> SHORT TASK: Repeat everything in the material exactly.

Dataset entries

※

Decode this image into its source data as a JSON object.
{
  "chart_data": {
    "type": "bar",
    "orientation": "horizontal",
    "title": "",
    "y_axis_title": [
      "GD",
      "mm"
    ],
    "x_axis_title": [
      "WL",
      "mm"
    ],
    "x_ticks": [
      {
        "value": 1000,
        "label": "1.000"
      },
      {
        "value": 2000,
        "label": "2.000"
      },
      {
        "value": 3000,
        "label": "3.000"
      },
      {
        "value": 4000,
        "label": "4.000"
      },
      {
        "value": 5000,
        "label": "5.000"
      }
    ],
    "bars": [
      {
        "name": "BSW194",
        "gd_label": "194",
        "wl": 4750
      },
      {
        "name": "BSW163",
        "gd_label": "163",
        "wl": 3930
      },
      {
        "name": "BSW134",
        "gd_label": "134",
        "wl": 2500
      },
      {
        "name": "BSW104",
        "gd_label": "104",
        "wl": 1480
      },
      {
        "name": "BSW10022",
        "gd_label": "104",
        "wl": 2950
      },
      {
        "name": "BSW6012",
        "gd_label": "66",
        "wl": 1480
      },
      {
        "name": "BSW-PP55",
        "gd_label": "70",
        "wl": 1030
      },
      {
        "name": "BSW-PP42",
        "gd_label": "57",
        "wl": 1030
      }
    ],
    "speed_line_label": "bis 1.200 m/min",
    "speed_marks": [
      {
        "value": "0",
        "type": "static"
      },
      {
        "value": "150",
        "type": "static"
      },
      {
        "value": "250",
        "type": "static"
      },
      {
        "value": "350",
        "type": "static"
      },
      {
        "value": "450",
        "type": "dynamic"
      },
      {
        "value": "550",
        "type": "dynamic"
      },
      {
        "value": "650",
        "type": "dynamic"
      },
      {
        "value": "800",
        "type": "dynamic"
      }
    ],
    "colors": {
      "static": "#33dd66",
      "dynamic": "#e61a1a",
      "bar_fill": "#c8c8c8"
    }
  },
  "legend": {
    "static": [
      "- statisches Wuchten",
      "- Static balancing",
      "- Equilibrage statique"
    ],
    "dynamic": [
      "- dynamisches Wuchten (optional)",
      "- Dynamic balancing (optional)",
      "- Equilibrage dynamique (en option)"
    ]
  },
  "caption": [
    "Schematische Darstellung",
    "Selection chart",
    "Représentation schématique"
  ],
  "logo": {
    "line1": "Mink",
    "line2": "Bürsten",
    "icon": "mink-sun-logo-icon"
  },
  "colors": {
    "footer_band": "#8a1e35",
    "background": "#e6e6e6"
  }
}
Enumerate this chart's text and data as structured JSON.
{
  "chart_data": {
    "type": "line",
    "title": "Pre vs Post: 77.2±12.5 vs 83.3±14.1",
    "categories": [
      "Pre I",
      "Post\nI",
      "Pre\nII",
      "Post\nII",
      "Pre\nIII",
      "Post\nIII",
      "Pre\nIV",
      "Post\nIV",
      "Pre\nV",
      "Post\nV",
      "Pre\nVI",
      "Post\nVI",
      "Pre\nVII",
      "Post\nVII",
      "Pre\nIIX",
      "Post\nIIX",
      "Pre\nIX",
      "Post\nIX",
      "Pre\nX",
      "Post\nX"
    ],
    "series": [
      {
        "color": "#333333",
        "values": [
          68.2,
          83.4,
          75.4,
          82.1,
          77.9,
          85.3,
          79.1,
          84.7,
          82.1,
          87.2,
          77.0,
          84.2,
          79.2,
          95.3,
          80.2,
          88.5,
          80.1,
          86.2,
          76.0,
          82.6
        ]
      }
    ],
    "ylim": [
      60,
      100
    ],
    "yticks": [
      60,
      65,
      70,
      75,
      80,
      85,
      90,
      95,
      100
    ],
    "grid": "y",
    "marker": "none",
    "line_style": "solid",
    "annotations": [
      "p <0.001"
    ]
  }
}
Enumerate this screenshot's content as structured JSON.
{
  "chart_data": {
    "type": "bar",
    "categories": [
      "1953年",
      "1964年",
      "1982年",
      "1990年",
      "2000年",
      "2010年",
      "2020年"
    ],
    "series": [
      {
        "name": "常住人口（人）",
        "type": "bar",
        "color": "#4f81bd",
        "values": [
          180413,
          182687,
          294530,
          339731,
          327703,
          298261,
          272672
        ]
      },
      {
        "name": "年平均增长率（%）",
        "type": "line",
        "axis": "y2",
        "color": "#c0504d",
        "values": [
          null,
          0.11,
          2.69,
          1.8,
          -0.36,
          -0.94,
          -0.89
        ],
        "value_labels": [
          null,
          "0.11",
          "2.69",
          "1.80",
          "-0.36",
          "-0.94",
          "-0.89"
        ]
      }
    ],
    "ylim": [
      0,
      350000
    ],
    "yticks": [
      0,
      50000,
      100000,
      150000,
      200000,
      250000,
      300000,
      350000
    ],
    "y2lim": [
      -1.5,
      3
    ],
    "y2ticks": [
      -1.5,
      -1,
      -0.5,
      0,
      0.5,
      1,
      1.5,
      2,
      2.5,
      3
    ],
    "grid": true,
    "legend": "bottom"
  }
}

※

> SOLUTION:
Decode this image into its source data as a JSON object.
{
  "chart_data": {
    "type": "bar",
    "orientation": "horizontal",
    "title": "",
    "y_axis_title": [
      "GD",
      "mm"
    ],
    "x_axis_title": [
      "WL",
      "mm"
    ],
    "x_ticks": [
      {
        "value": 1000,
        "label": "1.000"
      },
      {
        "value": 2000,
        "label": "2.000"
      },
      {
        "value": 3000,
        "label": "3.000"
      },
      {
        "value": 4000,
        "label": "4.000"
      },
      {
        "value": 5000,
        "label": "5.000"
      }
    ],
    "bars": [
      {
        "name": "BSW194",
        "gd_label": "194",
        "wl": 4750
      },
      {
        "name": "BSW163",
        "gd_label": "163",
        "wl": 3930
      },
      {
        "name": "BSW134",
        "gd_label": "134",
        "wl": 2500
      },
      {
        "name": "BSW104",
        "gd_label": "104",
        "wl": 1480
      },
      {
        "name": "BSW10022",
        "gd_label": "104",
        "wl": 2950
      },
      {
        "name": "BSW6012",
        "gd_label": "66",
        "wl": 1480
      },
      {
        "name": "BSW-PP55",
        "gd_label": "70",
        "wl": 1030
      },
      {
        "name": "BSW-PP42",
        "gd_label": "57",
        "wl": 1030
      }
    ],
    "speed_line_label": "bis 1.200 m/min",
    "speed_marks": [
      {
        "value": "0",
        "type": "static"
      },
      {
        "value": "150",
        "type": "static"
      },
      {
        "value": "250",
        "type": "static"
      },
      {
        "value": "350",
        "type": "static"
      },
      {
        "value": "450",
        "type": "dynamic"
      },
      {
        "value": "550",
        "type": "dynamic"
      },
      {
        "value": "650",
        "type": "dynamic"
      },
      {
        "value": "800",
        "type": "dynamic"
      }
    ],
    "colors": {
      "static": "#33dd66",
      "dynamic": "#e61a1a",
      "bar_fill": "#c8c8c8"
    }
  },
  "legend": {
    "static": [
      "- statisches Wuchten",
      "- Static balancing",
      "- Equilibrage statique"
    ],
    "dynamic": [
      "- dynamisches Wuchten (optional)",
      "- Dynamic balancing (optional)",
      "- Equilibrage dynamique (en option)"
    ]
  },
  "caption": [
    "Schematische Darstellung",
    "Selection chart",
    "Représentation schématique"
  ],
  "logo": {
    "line1": "Mink",
    "line2": "Bürsten",
    "icon": "mink-sun-logo-icon"
  },
  "colors": {
    "footer_band": "#8a1e35",
    "background": "#e6e6e6"
  }
}
Enumerate this chart's text and data as structured JSON.
{
  "chart_data": {
    "type": "line",
    "title": "Pre vs Post: 77.2±12.5 vs 83.3±14.1",
    "categories": [
      "Pre I",
      "Post\nI",
      "Pre\nII",
      "Post\nII",
      "Pre\nIII",
      "Post\nIII",
      "Pre\nIV",
      "Post\nIV",
      "Pre\nV",
      "Post\nV",
      "Pre\nVI",
      "Post\nVI",
      "Pre\nVII",
      "Post\nVII",
      "Pre\nIIX",
      "Post\nIIX",
      "Pre\nIX",
      "Post\nIX",
      "Pre\nX",
      "Post\nX"
    ],
    "series": [
      {
        "color": "#333333",
        "values": [
          68.2,
          83.4,
          75.4,
          82.1,
          77.9,
          85.3,
          79.1,
          84.7,
          82.1,
          87.2,
          77.0,
          84.2,
          79.2,
          95.3,
          80.2,
          88.5,
          80.1,
          86.2,
          76.0,
          82.6
        ]
      }
    ],
    "ylim": [
      60,
      100
    ],
    "yticks": [
      60,
      65,
      70,
      75,
      80,
      85,
      90,
      95,
      100
    ],
    "grid": "y",
    "marker": "none",
    "line_style": "solid",
    "annotations": [
      "p <0.001"
    ]
  }
}
Enumerate this screenshot's content as structured JSON.
{
  "chart_data": {
    "type": "bar",
    "categories": [
      "1953年",
      "1964年",
      "1982年",
      "1990年",
      "2000年",
      "2010年",
      "2020年"
    ],
    "series": [
      {
        "name": "常住人口（人）",
        "type": "bar",
        "color": "#4f81bd",
        "values": [
          180413,
          182687,
          294530,
          339731,
          327703,
          298261,
          272672
        ]
      },
      {
        "name": "年平均增长率（%）",
        "type": "line",
        "axis": "y2",
        "color": "#c0504d",
        "values": [
          null,
          0.11,
          2.69,
          1.8,
          -0.36,
          -0.94,
          -0.89
        ],
        "value_labels": [
          null,
          "0.11",
          "2.69",
          "1.80",
          "-0.36",
          "-0.94",
          "-0.89"
        ]
      }
    ],
    "ylim": [
      0,
      350000
    ],
    "yticks": [
      0,
      50000,
      100000,
      150000,
      200000,
      250000,
      300000,
      350000
    ],
    "y2lim": [
      -1.5,
      3
    ],
    "y2ticks": [
      -1.5,
      -1,
      -0.5,
      0,
      0.5,
      1,
      1.5,
      2,
      2.5,
      3
    ],
    "grid": true,
    "legend": "bottom"
  }
}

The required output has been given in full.